_Supplied material_
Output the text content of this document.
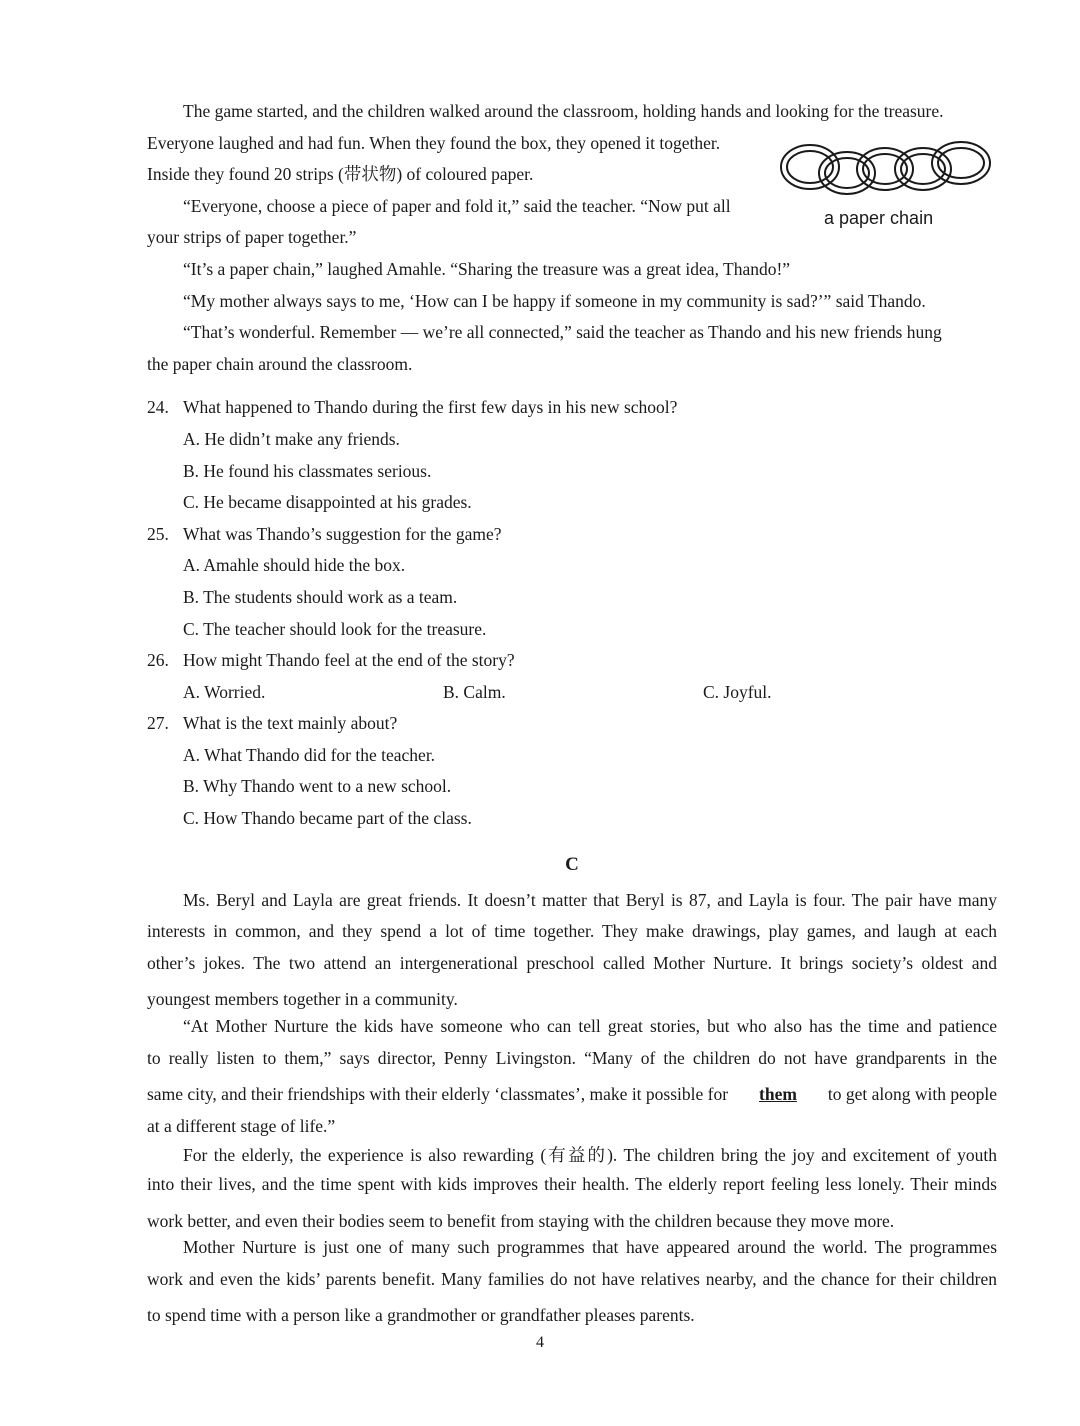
a paper chain
The game started, and the children walked around the classroom, holding hands and looking for the treasure.
Everyone laughed and had fun. When they found the box, they opened it together.
Inside they found 20 strips (带状物) of coloured paper.
“Everyone, choose a piece of paper and fold it,” said the teacher. “Now put all
your strips of paper together.”
“It’s a paper chain,” laughed Amahle. “Sharing the treasure was a great idea, Thando!”
“My mother always says to me, ‘How can I be happy if someone in my community is sad?’” said Thando.
“That’s wonderful. Remember — we’re all connected,” said the teacher as Thando and his new friends hung
the paper chain around the classroom.
24. What happened to Thando during the first few days in his new school?
A. He didn’t make any friends.
B. He found his classmates serious.
C. He became disappointed at his grades.
25. What was Thando’s suggestion for the game?
A. Amahle should hide the box.
B. The students should work as a team.
C. The teacher should look for the treasure.
26. How might Thando feel at the end of the story?
A. Worried.	B. Calm.	C. Joyful.
27. What is the text mainly about?
A. What Thando did for the teacher.
B. Why Thando went to a new school.
C. How Thando became part of the class.
C
Ms. Beryl and Layla are great friends. It doesn’t matter that Beryl is 87, and Layla is four. The pair have many
interests in common, and they spend a lot of time together. They make drawings, play games, and laugh at each
other’s jokes. The two attend an intergenerational preschool called Mother Nurture. It brings society’s oldest and
youngest members together in a community.
“At Mother Nurture the kids have someone who can tell great stories, but who also has the time and patience
to really listen to them,” says director, Penny Livingston. “Many of the children do not have grandparents in the
same city, and their friendships with their elderly ‘classmates’, make it possible for them to get along with people
at a different stage of life.”
For the elderly, the experience is also rewarding (有益的). The children bring the joy and excitement of youth
into their lives, and the time spent with kids improves their health. The elderly report feeling less lonely. Their minds
work better, and even their bodies seem to benefit from staying with the children because they move more.
Mother Nurture is just one of many such programmes that have appeared around the world. The programmes
work and even the kids’ parents benefit. Many families do not have relatives nearby, and the chance for their children
to spend time with a person like a grandmother or grandfather pleases parents.
4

_Work instructions_
Extract each line from the listing that holds the word "them".

_Complete answer_
to really listen to them,” says director, Penny Livingston. “Many of the children do not have grandparents in the
same city, and their friendships with their elderly ‘classmates’, make it possible for them to get along with people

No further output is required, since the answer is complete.